"""
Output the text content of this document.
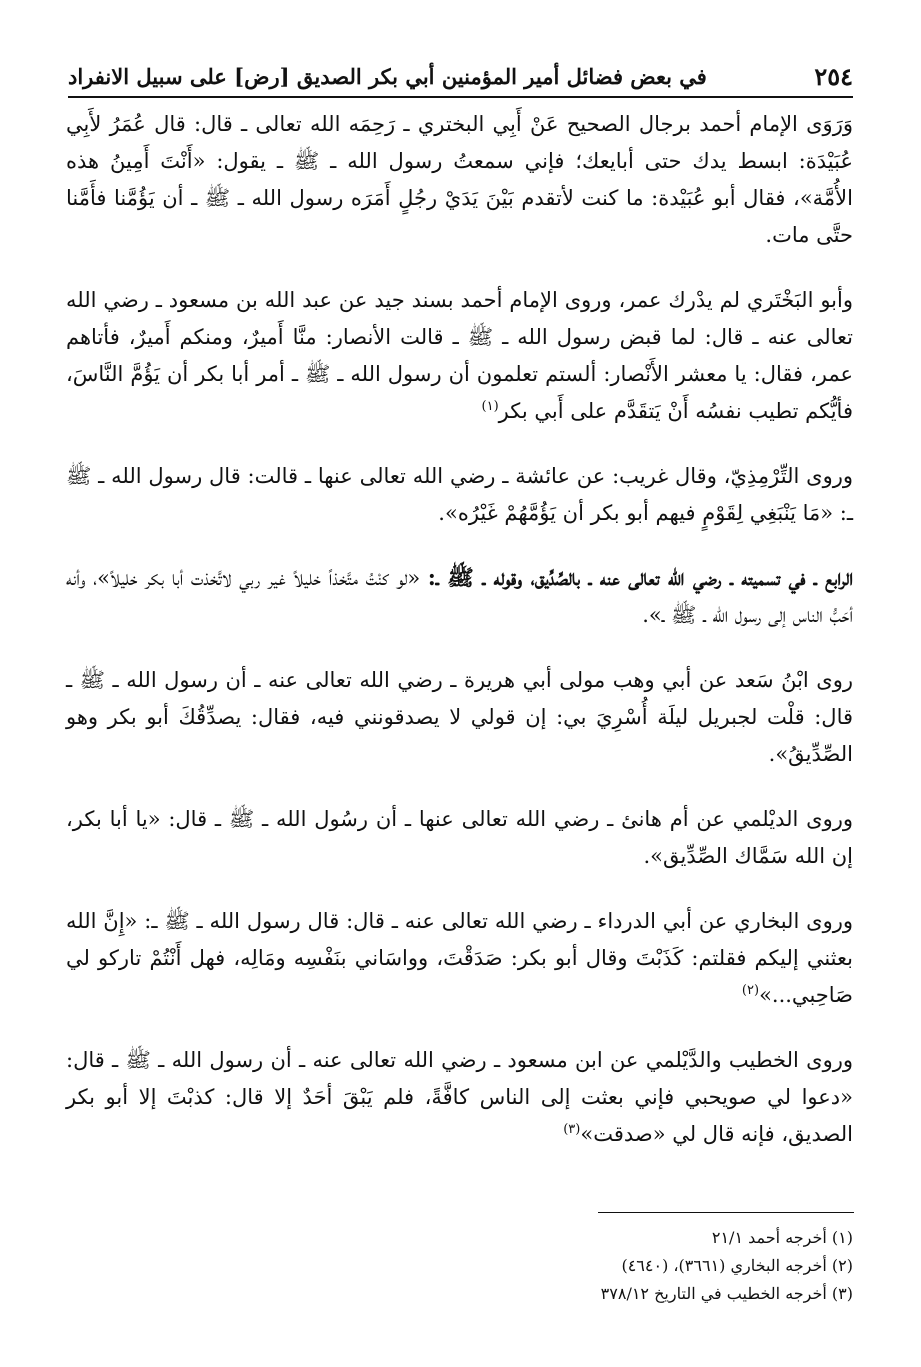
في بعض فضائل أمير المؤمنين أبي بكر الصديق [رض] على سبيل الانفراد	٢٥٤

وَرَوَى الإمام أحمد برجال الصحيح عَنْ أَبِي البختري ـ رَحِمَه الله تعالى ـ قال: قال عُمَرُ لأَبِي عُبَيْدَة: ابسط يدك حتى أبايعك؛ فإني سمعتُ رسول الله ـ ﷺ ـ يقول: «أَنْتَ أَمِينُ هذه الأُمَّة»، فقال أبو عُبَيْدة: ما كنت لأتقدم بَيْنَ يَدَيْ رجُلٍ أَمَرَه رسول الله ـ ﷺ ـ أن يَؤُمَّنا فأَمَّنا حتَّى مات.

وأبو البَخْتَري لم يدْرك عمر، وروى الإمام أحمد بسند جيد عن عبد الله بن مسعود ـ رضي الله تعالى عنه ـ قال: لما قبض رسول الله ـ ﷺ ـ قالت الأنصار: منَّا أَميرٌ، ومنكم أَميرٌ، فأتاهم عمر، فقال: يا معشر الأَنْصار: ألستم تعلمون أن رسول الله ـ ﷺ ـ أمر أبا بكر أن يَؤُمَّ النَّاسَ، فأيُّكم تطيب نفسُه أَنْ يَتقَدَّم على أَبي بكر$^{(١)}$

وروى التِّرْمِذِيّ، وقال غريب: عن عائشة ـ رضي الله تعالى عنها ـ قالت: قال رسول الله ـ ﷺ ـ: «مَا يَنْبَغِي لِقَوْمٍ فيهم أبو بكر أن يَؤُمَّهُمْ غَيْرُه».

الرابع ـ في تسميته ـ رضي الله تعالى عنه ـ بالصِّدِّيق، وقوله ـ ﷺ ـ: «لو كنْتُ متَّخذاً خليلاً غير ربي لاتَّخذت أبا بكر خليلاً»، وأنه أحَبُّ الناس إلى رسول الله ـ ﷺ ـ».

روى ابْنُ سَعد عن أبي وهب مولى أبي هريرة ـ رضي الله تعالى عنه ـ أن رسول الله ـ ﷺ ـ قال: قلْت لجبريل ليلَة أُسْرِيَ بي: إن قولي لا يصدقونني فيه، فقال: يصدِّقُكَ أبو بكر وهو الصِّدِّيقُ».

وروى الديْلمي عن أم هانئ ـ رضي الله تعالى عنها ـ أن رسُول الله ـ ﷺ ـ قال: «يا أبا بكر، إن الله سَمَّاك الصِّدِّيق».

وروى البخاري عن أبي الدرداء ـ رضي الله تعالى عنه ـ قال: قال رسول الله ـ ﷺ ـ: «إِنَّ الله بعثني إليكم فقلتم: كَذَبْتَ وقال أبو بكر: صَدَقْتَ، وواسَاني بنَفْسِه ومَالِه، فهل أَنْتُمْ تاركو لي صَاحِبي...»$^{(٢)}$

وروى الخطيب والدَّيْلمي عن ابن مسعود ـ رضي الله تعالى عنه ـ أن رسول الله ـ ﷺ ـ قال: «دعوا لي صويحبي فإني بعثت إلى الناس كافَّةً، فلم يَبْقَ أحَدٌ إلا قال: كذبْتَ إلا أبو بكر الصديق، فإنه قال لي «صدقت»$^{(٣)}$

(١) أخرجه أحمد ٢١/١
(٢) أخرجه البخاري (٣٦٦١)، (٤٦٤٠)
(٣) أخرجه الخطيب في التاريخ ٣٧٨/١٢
"""
* WORK TO BE COMPLETED
Write out every record above exactly as it stands, but leave out the pictures.

* WORKED SOLUTION
Output the text content of this document.
في بعض فضائل أمير المؤمنين أبي بكر الصديق [رض] على سبيل الانفراد	٢٥٤

وَرَوَى الإمام أحمد برجال الصحيح عَنْ أَبِي البختري ـ رَحِمَه الله تعالى ـ قال: قال عُمَرُ لأَبِي عُبَيْدَة: ابسط يدك حتى أبايعك؛ فإني سمعتُ رسول الله ـ ﷺ ـ يقول: «أَنْتَ أَمِينُ هذه الأُمَّة»، فقال أبو عُبَيْدة: ما كنت لأتقدم بَيْنَ يَدَيْ رجُلٍ أَمَرَه رسول الله ـ ﷺ ـ أن يَؤُمَّنا فأَمَّنا حتَّى مات.

وأبو البَخْتَري لم يدْرك عمر، وروى الإمام أحمد بسند جيد عن عبد الله بن مسعود ـ رضي الله تعالى عنه ـ قال: لما قبض رسول الله ـ ﷺ ـ قالت الأنصار: منَّا أَميرٌ، ومنكم أَميرٌ، فأتاهم عمر، فقال: يا معشر الأَنْصار: ألستم تعلمون أن رسول الله ـ ﷺ ـ أمر أبا بكر أن يَؤُمَّ النَّاسَ، فأيُّكم تطيب نفسُه أَنْ يَتقَدَّم على أَبي بكر$^{(١)}$

وروى التِّرْمِذِيّ، وقال غريب: عن عائشة ـ رضي الله تعالى عنها ـ قالت: قال رسول الله ـ ﷺ ـ: «مَا يَنْبَغِي لِقَوْمٍ فيهم أبو بكر أن يَؤُمَّهُمْ غَيْرُه».

الرابع ـ في تسميته ـ رضي الله تعالى عنه ـ بالصِّدِّيق، وقوله ـ ﷺ ـ: «لو كنْتُ متَّخذاً خليلاً غير ربي لاتَّخذت أبا بكر خليلاً»، وأنه أحَبُّ الناس إلى رسول الله ـ ﷺ ـ».

روى ابْنُ سَعد عن أبي وهب مولى أبي هريرة ـ رضي الله تعالى عنه ـ أن رسول الله ـ ﷺ ـ قال: قلْت لجبريل ليلَة أُسْرِيَ بي: إن قولي لا يصدقونني فيه، فقال: يصدِّقُكَ أبو بكر وهو الصِّدِّيقُ».

وروى الديْلمي عن أم هانئ ـ رضي الله تعالى عنها ـ أن رسُول الله ـ ﷺ ـ قال: «يا أبا بكر، إن الله سَمَّاك الصِّدِّيق».

وروى البخاري عن أبي الدرداء ـ رضي الله تعالى عنه ـ قال: قال رسول الله ـ ﷺ ـ: «إِنَّ الله بعثني إليكم فقلتم: كَذَبْتَ وقال أبو بكر: صَدَقْتَ، وواسَاني بنَفْسِه ومَالِه، فهل أَنْتُمْ تاركو لي صَاحِبي...»$^{(٢)}$

وروى الخطيب والدَّيْلمي عن ابن مسعود ـ رضي الله تعالى عنه ـ أن رسول الله ـ ﷺ ـ قال: «دعوا لي صويحبي فإني بعثت إلى الناس كافَّةً، فلم يَبْقَ أحَدٌ إلا قال: كذبْتَ إلا أبو بكر الصديق، فإنه قال لي «صدقت»$^{(٣)}$

(١) أخرجه أحمد ٢١/١
(٢) أخرجه البخاري (٣٦٦١)، (٤٦٤٠)
(٣) أخرجه الخطيب في التاريخ ٣٧٨/١٢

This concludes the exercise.